#### [REQUEST]
How many lines in these records hold the string "values"? State only that number.

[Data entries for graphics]
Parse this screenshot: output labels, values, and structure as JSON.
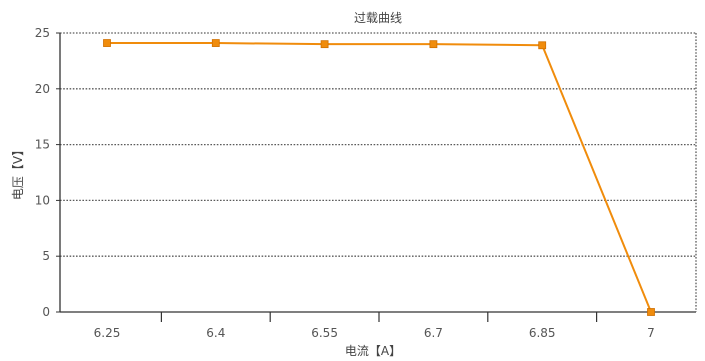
{
  "chart_data": {
    "type": "line",
    "title": "过载曲线",
    "xlabel": "电流【A】",
    "ylabel": "电压【V】",
    "categories": [
      "6.25",
      "6.4",
      "6.55",
      "6.7",
      "6.85",
      "7"
    ],
    "series": [
      {
        "values": [
          24.1,
          24.1,
          24.0,
          24.0,
          23.9,
          0
        ]
      }
    ],
    "ylim": [
      0,
      25
    ],
    "yticks": [
      0,
      5,
      10,
      15,
      20,
      25
    ],
    "grid": true,
    "colors": {
      "line": "#f08c0c",
      "marker": "#f08c0c",
      "grid": "#5a5a5a",
      "axis": "#333333"
    }
  }
}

#### [TASK RESPONSE]
2